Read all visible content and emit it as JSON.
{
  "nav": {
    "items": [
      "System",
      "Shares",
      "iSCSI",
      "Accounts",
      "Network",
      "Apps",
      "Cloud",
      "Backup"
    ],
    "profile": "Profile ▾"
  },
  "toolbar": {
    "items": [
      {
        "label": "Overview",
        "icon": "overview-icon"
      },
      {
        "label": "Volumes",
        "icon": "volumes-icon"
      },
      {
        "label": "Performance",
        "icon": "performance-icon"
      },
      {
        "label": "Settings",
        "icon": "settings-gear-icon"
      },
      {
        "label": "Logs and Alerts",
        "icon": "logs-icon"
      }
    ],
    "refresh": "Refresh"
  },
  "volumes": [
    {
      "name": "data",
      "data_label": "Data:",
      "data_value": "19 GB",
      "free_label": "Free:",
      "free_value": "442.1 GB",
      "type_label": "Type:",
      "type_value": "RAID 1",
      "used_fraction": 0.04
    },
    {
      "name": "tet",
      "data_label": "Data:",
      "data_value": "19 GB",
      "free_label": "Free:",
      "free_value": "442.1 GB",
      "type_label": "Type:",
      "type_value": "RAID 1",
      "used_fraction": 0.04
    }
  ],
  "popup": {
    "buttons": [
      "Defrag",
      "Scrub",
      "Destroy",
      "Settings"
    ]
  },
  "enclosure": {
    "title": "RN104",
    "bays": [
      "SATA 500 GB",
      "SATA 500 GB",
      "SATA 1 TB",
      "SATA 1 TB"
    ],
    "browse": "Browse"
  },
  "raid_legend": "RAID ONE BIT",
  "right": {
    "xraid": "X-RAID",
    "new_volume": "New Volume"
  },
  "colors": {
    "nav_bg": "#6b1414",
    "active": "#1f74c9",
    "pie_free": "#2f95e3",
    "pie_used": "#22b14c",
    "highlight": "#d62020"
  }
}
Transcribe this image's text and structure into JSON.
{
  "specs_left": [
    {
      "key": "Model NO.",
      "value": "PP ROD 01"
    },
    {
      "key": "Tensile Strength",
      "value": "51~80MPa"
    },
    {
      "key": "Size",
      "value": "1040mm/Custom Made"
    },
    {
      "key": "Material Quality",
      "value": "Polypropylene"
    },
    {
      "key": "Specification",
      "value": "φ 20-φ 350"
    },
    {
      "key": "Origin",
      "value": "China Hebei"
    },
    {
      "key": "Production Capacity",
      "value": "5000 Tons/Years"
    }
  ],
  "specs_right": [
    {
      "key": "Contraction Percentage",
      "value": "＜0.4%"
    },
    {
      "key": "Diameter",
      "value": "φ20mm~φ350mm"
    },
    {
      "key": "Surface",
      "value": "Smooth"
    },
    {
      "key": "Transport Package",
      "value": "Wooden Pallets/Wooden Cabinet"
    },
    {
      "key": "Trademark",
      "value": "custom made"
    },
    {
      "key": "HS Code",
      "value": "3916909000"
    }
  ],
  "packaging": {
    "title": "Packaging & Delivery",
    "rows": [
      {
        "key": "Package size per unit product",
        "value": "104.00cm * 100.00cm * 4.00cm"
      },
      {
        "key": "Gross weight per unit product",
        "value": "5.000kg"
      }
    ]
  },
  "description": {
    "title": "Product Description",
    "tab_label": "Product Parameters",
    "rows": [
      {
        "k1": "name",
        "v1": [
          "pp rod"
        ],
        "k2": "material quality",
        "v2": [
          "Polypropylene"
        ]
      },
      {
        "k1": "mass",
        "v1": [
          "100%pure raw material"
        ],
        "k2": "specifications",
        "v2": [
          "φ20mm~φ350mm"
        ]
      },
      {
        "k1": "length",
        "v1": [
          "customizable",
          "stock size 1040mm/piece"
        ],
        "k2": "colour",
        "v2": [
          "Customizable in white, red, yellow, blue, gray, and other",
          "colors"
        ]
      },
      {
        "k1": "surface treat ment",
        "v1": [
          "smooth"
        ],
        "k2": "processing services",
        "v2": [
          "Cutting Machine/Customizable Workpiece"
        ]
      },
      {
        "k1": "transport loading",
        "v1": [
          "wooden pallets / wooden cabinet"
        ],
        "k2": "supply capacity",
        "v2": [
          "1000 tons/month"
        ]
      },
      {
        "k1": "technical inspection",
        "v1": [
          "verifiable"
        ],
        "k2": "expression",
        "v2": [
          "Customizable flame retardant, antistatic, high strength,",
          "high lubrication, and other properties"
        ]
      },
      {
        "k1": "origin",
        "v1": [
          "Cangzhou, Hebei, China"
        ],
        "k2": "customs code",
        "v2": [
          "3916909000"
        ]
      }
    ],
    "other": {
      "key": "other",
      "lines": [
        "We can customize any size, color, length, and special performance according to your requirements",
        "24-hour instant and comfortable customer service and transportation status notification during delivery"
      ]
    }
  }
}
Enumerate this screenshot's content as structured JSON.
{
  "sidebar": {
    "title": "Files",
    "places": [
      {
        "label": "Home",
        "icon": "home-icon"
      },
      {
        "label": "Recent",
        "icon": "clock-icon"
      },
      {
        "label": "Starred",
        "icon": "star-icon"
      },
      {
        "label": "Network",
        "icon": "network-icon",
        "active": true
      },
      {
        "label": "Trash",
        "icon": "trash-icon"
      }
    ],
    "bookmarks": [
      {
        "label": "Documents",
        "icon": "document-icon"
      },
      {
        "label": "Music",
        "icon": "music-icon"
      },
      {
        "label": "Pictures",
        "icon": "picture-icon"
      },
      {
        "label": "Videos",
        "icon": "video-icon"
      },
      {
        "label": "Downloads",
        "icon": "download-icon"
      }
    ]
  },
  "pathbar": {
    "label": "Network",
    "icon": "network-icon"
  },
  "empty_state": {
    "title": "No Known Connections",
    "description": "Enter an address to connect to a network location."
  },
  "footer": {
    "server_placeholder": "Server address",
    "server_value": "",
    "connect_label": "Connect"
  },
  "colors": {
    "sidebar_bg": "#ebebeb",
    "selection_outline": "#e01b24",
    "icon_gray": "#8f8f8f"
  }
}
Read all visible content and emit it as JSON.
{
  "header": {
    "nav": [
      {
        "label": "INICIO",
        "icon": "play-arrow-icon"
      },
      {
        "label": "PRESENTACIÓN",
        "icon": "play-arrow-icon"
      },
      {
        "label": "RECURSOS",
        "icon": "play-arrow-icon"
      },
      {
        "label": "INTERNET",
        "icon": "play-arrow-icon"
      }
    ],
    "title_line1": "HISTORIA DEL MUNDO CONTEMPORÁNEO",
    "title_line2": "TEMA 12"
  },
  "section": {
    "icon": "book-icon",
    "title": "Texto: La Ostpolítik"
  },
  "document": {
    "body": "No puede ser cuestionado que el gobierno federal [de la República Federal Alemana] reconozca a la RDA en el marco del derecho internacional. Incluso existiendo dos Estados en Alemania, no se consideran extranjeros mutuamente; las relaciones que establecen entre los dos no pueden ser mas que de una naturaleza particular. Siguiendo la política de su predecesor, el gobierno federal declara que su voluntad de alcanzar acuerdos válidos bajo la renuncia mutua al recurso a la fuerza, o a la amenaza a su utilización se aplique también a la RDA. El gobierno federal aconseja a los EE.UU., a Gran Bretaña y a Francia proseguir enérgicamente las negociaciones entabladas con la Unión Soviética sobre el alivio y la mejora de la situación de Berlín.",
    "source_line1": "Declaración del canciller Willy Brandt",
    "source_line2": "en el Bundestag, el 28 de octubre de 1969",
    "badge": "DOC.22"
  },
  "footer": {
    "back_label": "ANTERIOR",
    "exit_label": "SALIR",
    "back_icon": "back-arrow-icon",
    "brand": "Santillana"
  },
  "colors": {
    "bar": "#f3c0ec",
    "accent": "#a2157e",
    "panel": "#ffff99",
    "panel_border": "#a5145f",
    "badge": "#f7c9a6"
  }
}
────────
* _YOUR TASK_: Find the string "unit" in the records, then copy each line where it occurs.

* _COMPLETE OUTPUT_:
        "key": "Package size per unit product",
        "key": "Gross weight per unit product",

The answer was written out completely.